— BEGIN EXTRACTED INFORMATION —

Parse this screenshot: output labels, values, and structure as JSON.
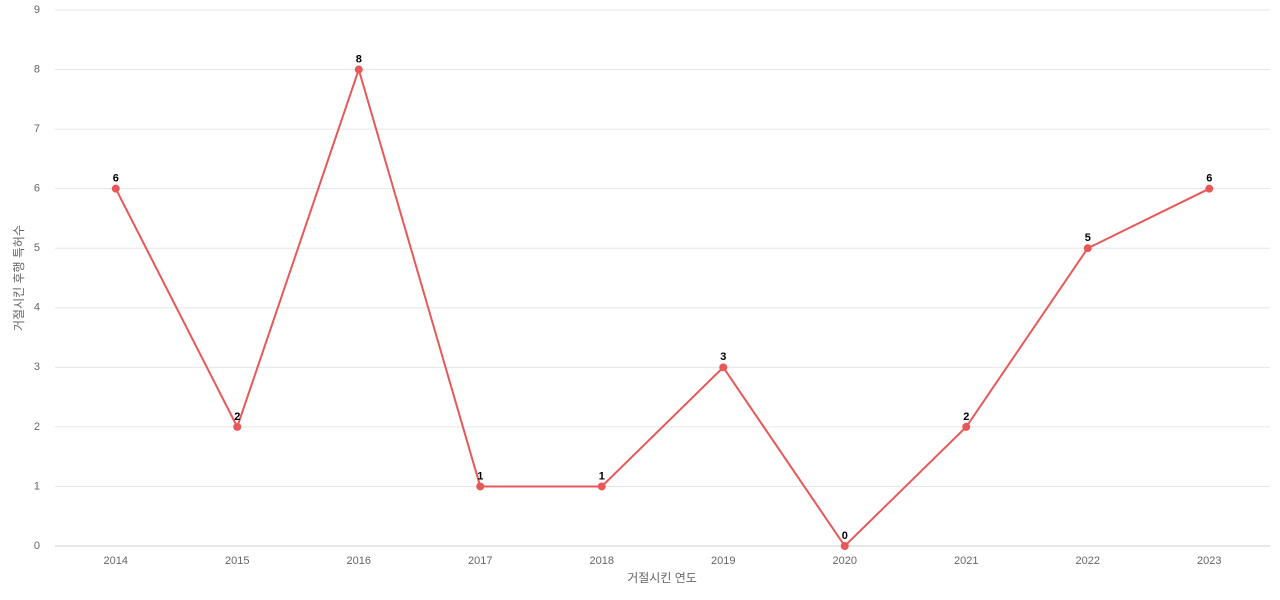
{
  "chart_data": {
    "type": "line",
    "x_label": "거절시킨 연도",
    "y_label": "거절시킨 후행 특허수",
    "categories": [
      "2014",
      "2015",
      "2016",
      "2017",
      "2018",
      "2019",
      "2020",
      "2021",
      "2022",
      "2023"
    ],
    "values": [
      6,
      2,
      8,
      1,
      1,
      3,
      0,
      2,
      5,
      6
    ],
    "color": "#e85858",
    "ylim": [
      0,
      9
    ],
    "yticks": [
      0,
      1,
      2,
      3,
      4,
      5,
      6,
      7,
      8,
      9
    ],
    "grid": true
  }
}
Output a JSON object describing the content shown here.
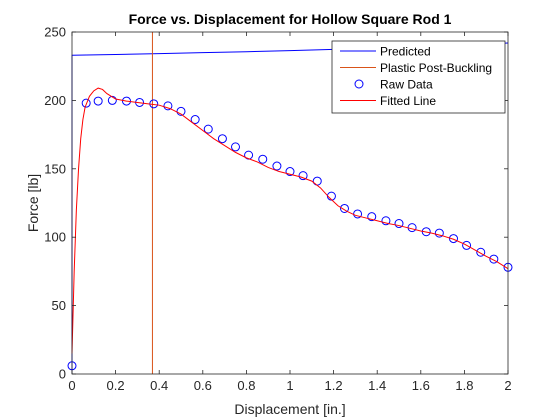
{
  "chart_data": {
    "type": "line",
    "title": "Force vs. Displacement for Hollow Square Rod 1",
    "xlabel": "Displacement [in.]",
    "ylabel": "Force [lb]",
    "xlim": [
      0,
      2
    ],
    "ylim": [
      0,
      250
    ],
    "xticks": [
      0,
      0.2,
      0.4,
      0.6,
      0.8,
      1,
      1.2,
      1.4,
      1.6,
      1.8,
      2
    ],
    "xtick_labels": [
      "0",
      "0.2",
      "0.4",
      "0.6",
      "0.8",
      "1",
      "1.2",
      "1.4",
      "1.6",
      "1.8",
      "2"
    ],
    "yticks": [
      0,
      50,
      100,
      150,
      200,
      250
    ],
    "ytick_labels": [
      "0",
      "50",
      "100",
      "150",
      "200",
      "250"
    ],
    "grid": false,
    "legend_position": "top-right",
    "colors": {
      "predicted": "#0000ff",
      "plastic": "#d95319",
      "raw": "#0000ff",
      "fitted": "#ff0000",
      "axes": "#262626",
      "title": "#000000"
    },
    "series": [
      {
        "name": "Predicted",
        "kind": "line",
        "x": [
          0,
          0,
          0.2,
          0.4,
          0.6,
          0.8,
          1.0,
          1.2,
          1.4,
          1.6,
          1.8,
          2.0
        ],
        "y": [
          0,
          233,
          233.6,
          234.2,
          234.9,
          235.6,
          236.4,
          237.3,
          238.3,
          239.4,
          240.6,
          242.0
        ]
      },
      {
        "name": "Plastic Post-Buckling",
        "kind": "line",
        "x": [
          0.369,
          0.369
        ],
        "y": [
          0,
          250
        ]
      },
      {
        "name": "Raw Data",
        "kind": "scatter",
        "x": [
          0.0,
          0.065,
          0.12,
          0.185,
          0.25,
          0.31,
          0.375,
          0.44,
          0.5,
          0.565,
          0.625,
          0.69,
          0.75,
          0.81,
          0.875,
          0.94,
          1.0,
          1.06,
          1.125,
          1.19,
          1.25,
          1.31,
          1.375,
          1.44,
          1.5,
          1.56,
          1.625,
          1.685,
          1.75,
          1.81,
          1.875,
          1.935,
          2.0
        ],
        "y": [
          6,
          198,
          199.5,
          200,
          199.5,
          198.5,
          197.5,
          196,
          192,
          186,
          179,
          172,
          166,
          160,
          157,
          152,
          148,
          145,
          141,
          130,
          121,
          117,
          115,
          112,
          110,
          107,
          104,
          103,
          99,
          94,
          89,
          84,
          78
        ]
      },
      {
        "name": "Fitted Line",
        "kind": "line",
        "x": [
          0.0,
          0.01,
          0.02,
          0.03,
          0.04,
          0.05,
          0.06,
          0.08,
          0.1,
          0.12,
          0.14,
          0.16,
          0.2,
          0.25,
          0.3,
          0.35,
          0.4,
          0.45,
          0.5,
          0.55,
          0.6,
          0.65,
          0.7,
          0.75,
          0.8,
          0.85,
          0.9,
          0.95,
          1.0,
          1.05,
          1.1,
          1.14,
          1.18,
          1.22,
          1.26,
          1.3,
          1.35,
          1.4,
          1.45,
          1.5,
          1.55,
          1.6,
          1.65,
          1.7,
          1.75,
          1.8,
          1.85,
          1.9,
          1.95,
          2.0
        ],
        "y": [
          15,
          75,
          120,
          150,
          172,
          186,
          195,
          203,
          207,
          209,
          208,
          205,
          201,
          199.5,
          198.5,
          197.5,
          196.5,
          194,
          190,
          184,
          178,
          172,
          167,
          162,
          158,
          155,
          151,
          148,
          146,
          144,
          141,
          136,
          129,
          123,
          119,
          116,
          114,
          112,
          110,
          108.5,
          106.5,
          104.5,
          103,
          101,
          98.5,
          95,
          90.5,
          86,
          82,
          77
        ]
      }
    ]
  }
}
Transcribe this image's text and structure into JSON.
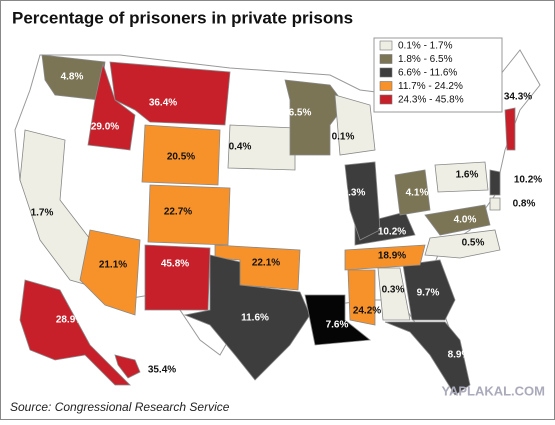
{
  "title": "Percentage of prisoners in private prisons",
  "legend": [
    {
      "label": "0.1% - 1.7%",
      "color": "#eeeee4"
    },
    {
      "label": "1.8% - 6.5%",
      "color": "#7b7455"
    },
    {
      "label": "6.6% - 11.6%",
      "color": "#3d3d3d"
    },
    {
      "label": "11.7% - 24.2%",
      "color": "#f7922b"
    },
    {
      "label": "24.3% - 45.8%",
      "color": "#c8202a"
    }
  ],
  "states": [
    {
      "label": "4.8%",
      "color": "#7b7455"
    },
    {
      "label": "36.4%",
      "color": "#c8202a"
    },
    {
      "label": "29.0%",
      "color": "#c8202a"
    },
    {
      "label": "20.5%",
      "color": "#f7922b"
    },
    {
      "label": "0.4%",
      "color": "#eeeee4"
    },
    {
      "label": "6.5%",
      "color": "#7b7455"
    },
    {
      "label": "0.1%",
      "color": "#eeeee4"
    },
    {
      "label": "1.7%",
      "color": "#eeeee4"
    },
    {
      "label": "22.7%",
      "color": "#f7922b"
    },
    {
      "label": "21.1%",
      "color": "#f7922b"
    },
    {
      "label": "45.8%",
      "color": "#c8202a"
    },
    {
      "label": "22.1%",
      "color": "#f7922b"
    },
    {
      "label": "11.6%",
      "color": "#3d3d3d"
    },
    {
      "label": "7.6%",
      "color": "#050505"
    },
    {
      "label": "24.2%",
      "color": "#f7922b"
    },
    {
      "label": "0.3%",
      "color": "#eeeee4"
    },
    {
      "label": "9.7%",
      "color": "#3d3d3d"
    },
    {
      "label": "8.9%",
      "color": "#3d3d3d"
    },
    {
      "label": "18.9%",
      "color": "#f7922b"
    },
    {
      "label": "10.2%",
      "color": "#3d3d3d"
    },
    {
      "label": "9.3%",
      "color": "#3d3d3d"
    },
    {
      "label": "4.1%",
      "color": "#7b7455"
    },
    {
      "label": "1.6%",
      "color": "#eeeee4"
    },
    {
      "label": "10.2%",
      "color": "#3d3d3d"
    },
    {
      "label": "0.8%",
      "color": "#eeeee4"
    },
    {
      "label": "4.0%",
      "color": "#7b7455"
    },
    {
      "label": "0.5%",
      "color": "#eeeee4"
    },
    {
      "label": "34.3%",
      "color": "#c8202a"
    },
    {
      "label": "28.9%",
      "color": "#c8202a"
    },
    {
      "label": "35.4%",
      "color": "#c8202a"
    }
  ],
  "source": "Source: Congressional Research Service",
  "watermark": "YAPLAKAL.COM"
}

— END EXTRACTED INFORMATION —

-- SHORT EXERCISE --
Reply with one number only: the count of lines in the entries that contain "structure".

-- THE OUTPUT --
2